◆ **Aim**:
Seek out every line containing the word "郑州市反邪教协会秘书处", and copy each.

[Extracted records]
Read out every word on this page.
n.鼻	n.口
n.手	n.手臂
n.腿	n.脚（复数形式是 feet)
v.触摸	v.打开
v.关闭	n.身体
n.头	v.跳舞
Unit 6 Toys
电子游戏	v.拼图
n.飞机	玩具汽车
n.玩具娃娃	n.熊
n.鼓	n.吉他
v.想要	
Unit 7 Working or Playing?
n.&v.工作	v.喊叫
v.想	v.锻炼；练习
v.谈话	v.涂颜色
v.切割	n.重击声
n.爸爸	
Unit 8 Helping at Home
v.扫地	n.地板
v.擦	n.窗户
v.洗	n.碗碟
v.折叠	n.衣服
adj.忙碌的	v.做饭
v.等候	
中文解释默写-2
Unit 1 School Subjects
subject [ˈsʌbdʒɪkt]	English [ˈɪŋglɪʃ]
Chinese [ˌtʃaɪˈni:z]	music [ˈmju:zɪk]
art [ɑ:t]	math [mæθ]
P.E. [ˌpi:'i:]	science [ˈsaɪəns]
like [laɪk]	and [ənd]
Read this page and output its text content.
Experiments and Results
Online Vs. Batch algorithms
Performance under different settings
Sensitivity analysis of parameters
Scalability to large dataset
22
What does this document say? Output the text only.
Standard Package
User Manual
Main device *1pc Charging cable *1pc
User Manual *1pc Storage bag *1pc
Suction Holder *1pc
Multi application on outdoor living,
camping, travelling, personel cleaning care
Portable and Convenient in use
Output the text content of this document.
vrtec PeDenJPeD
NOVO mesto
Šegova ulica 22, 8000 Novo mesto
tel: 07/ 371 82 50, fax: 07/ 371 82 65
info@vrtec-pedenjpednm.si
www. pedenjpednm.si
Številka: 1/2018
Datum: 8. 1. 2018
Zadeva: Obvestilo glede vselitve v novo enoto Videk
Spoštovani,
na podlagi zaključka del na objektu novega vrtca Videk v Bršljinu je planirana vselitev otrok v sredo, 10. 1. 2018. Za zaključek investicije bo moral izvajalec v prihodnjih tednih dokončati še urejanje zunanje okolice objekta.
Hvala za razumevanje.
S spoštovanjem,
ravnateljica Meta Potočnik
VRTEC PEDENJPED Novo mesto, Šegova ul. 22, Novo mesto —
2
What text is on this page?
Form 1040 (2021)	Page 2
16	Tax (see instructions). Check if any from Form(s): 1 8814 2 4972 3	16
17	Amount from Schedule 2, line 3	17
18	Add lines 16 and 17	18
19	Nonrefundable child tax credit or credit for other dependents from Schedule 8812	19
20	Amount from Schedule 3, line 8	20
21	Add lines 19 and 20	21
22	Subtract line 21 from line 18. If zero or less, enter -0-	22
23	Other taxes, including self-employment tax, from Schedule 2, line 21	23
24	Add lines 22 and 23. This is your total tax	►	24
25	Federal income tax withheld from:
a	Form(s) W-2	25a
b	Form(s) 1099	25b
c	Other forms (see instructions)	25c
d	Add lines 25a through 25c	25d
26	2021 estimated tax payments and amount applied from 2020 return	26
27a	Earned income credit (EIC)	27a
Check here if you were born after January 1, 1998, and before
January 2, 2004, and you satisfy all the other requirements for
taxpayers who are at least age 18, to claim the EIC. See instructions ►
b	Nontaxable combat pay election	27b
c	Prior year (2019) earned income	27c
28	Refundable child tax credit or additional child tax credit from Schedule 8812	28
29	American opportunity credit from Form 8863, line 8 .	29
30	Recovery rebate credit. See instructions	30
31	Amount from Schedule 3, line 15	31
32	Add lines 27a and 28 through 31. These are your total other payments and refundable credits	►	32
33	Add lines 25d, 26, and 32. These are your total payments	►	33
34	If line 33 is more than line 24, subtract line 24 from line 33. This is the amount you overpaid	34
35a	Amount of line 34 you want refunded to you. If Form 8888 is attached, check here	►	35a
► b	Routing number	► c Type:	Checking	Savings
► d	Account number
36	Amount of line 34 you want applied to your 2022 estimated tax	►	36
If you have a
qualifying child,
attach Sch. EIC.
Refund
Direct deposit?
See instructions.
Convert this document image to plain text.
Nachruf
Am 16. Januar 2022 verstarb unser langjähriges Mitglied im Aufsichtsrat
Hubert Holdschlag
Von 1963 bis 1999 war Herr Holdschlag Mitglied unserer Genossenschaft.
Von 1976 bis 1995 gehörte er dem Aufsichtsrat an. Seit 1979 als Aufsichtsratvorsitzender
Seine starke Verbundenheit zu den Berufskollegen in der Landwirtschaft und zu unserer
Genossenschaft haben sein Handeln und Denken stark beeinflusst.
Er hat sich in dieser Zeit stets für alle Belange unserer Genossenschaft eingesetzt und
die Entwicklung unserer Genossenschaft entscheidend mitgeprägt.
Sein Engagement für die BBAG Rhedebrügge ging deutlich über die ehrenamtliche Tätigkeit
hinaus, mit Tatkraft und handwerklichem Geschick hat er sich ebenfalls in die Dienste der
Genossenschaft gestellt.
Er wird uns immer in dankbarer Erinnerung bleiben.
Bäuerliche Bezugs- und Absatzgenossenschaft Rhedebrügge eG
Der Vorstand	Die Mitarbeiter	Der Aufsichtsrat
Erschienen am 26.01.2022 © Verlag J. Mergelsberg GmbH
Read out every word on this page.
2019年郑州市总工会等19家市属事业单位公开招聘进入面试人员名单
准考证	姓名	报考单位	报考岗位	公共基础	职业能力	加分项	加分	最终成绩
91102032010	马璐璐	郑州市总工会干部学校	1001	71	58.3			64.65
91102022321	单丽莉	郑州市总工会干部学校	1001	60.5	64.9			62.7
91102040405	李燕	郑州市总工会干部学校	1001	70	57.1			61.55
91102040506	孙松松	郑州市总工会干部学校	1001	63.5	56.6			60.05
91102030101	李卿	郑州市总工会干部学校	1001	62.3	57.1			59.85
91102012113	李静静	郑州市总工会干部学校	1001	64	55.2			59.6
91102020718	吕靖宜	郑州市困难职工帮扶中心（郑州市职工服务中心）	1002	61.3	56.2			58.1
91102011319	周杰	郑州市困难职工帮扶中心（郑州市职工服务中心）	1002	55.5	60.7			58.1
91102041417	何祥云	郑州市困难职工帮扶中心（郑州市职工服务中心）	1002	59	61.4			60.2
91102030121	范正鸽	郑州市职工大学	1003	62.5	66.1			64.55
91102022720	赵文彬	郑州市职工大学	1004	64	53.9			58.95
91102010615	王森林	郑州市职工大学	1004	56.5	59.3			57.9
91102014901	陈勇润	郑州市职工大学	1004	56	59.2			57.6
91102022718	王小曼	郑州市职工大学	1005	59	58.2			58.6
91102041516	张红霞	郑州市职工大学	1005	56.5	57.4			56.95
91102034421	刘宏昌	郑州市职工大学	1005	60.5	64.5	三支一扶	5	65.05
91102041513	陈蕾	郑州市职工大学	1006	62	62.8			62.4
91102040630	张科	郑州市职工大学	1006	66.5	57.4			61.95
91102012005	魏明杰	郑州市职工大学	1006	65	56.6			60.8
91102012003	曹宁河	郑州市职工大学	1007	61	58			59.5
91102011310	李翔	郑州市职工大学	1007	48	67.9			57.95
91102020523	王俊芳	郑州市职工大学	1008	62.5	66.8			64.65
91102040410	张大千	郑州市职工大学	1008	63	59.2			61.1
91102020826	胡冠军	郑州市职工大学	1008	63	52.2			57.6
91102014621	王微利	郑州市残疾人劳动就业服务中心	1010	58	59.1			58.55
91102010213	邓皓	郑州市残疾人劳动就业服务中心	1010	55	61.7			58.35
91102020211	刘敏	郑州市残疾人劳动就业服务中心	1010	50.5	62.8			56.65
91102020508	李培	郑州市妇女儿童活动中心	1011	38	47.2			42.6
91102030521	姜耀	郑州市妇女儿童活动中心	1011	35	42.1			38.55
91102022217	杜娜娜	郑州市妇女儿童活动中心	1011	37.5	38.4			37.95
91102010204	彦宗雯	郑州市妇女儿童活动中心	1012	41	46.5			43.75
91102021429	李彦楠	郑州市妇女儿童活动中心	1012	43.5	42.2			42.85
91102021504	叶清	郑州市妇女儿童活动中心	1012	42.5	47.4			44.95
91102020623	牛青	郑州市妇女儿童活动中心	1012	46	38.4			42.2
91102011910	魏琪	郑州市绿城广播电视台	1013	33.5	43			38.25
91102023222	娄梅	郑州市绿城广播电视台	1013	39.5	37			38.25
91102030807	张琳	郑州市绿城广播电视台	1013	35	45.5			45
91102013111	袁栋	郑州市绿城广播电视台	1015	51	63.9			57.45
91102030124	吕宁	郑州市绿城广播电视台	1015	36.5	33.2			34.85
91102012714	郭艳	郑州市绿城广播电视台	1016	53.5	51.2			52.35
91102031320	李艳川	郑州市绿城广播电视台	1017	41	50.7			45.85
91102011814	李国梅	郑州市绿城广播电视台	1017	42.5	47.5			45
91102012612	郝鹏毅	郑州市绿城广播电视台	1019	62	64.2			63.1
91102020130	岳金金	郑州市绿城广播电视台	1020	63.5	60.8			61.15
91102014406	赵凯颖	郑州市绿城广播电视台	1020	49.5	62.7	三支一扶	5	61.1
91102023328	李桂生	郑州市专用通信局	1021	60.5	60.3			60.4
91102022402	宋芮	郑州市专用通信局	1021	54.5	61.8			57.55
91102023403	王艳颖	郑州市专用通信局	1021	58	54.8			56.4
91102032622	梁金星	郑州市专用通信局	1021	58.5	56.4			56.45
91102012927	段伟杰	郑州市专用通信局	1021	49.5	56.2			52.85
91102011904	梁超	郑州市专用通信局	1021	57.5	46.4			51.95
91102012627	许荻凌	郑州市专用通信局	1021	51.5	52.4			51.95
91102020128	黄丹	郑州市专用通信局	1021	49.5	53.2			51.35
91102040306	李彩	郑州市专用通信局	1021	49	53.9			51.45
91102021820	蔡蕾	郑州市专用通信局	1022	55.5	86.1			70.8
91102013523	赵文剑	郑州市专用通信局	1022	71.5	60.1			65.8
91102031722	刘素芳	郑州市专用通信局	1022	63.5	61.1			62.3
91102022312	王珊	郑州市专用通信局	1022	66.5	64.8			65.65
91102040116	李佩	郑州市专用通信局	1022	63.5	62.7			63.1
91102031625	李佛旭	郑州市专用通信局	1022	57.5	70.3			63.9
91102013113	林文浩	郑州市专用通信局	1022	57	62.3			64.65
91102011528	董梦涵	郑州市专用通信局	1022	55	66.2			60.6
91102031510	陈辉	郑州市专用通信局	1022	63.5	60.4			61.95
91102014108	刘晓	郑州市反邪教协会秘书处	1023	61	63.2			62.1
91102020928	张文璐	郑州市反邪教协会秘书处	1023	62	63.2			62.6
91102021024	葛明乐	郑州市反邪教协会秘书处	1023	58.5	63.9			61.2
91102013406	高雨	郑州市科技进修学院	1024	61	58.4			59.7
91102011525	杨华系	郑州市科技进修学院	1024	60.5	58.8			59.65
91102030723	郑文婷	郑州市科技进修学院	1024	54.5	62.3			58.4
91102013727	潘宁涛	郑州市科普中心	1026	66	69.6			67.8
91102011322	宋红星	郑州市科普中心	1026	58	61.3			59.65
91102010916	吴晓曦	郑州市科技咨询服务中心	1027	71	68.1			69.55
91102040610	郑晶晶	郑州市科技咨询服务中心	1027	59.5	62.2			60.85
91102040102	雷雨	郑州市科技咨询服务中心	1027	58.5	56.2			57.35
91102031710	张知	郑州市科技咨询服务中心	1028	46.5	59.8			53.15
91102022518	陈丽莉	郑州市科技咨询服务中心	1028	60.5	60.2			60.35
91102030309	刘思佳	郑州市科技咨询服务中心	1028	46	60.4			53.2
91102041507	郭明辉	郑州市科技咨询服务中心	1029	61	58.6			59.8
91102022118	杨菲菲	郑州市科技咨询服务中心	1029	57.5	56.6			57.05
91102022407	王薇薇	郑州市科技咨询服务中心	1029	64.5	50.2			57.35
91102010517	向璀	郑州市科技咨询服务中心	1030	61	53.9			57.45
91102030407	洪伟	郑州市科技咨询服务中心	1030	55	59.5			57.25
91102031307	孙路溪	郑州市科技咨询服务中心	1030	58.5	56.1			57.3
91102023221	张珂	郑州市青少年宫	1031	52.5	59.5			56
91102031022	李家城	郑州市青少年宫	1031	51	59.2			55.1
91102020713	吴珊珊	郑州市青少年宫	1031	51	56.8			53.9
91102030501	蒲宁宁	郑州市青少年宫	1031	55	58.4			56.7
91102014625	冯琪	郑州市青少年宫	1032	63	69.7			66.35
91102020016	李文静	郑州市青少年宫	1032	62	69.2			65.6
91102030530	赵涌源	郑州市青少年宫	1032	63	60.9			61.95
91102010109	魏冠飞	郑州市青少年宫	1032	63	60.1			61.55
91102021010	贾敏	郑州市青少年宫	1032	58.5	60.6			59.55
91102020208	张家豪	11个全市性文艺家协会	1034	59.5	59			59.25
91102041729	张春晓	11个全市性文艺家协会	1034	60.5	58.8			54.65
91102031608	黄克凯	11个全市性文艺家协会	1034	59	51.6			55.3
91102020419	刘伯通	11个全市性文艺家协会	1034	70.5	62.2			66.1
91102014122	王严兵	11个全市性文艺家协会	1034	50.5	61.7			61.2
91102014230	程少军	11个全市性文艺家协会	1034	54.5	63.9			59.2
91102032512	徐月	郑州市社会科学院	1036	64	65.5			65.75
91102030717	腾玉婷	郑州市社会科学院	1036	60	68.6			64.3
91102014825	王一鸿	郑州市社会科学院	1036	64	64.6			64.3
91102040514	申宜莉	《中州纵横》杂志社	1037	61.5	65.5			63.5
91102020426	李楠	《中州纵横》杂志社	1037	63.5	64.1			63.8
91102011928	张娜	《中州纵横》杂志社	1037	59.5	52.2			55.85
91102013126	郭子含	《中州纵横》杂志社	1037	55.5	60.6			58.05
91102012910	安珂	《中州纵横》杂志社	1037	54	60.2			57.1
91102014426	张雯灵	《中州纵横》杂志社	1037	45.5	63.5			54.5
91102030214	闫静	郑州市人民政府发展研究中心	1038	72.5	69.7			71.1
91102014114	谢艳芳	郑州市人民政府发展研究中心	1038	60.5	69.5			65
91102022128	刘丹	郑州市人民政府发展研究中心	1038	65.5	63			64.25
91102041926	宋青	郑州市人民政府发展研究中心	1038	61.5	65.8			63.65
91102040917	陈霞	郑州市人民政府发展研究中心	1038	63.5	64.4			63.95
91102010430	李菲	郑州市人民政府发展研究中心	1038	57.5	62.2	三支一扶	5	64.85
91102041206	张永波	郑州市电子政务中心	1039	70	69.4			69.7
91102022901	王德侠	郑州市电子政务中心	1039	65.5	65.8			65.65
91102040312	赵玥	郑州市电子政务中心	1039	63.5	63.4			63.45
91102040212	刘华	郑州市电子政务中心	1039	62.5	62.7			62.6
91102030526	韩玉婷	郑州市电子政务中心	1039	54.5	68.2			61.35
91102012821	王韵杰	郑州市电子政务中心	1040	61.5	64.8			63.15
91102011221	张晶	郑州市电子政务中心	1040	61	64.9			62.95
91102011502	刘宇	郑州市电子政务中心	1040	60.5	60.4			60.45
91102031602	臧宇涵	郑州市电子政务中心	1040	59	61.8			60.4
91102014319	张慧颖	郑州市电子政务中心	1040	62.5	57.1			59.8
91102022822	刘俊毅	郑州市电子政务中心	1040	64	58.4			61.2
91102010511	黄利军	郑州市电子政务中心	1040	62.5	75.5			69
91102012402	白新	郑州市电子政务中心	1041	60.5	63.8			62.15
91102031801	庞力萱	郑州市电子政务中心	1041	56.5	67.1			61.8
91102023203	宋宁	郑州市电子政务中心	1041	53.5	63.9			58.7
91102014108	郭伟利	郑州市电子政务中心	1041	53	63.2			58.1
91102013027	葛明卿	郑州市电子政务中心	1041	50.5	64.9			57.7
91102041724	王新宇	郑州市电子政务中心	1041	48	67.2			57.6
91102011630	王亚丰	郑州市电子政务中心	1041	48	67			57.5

◆ **The completed task**:
91102014108	刘晓	郑州市反邪教协会秘书处	1023	61	63.2			62.1
91102020928	张文璐	郑州市反邪教协会秘书处	1023	62	63.2			62.6
91102021024	葛明乐	郑州市反邪教协会秘书处	1023	58.5	63.9			61.2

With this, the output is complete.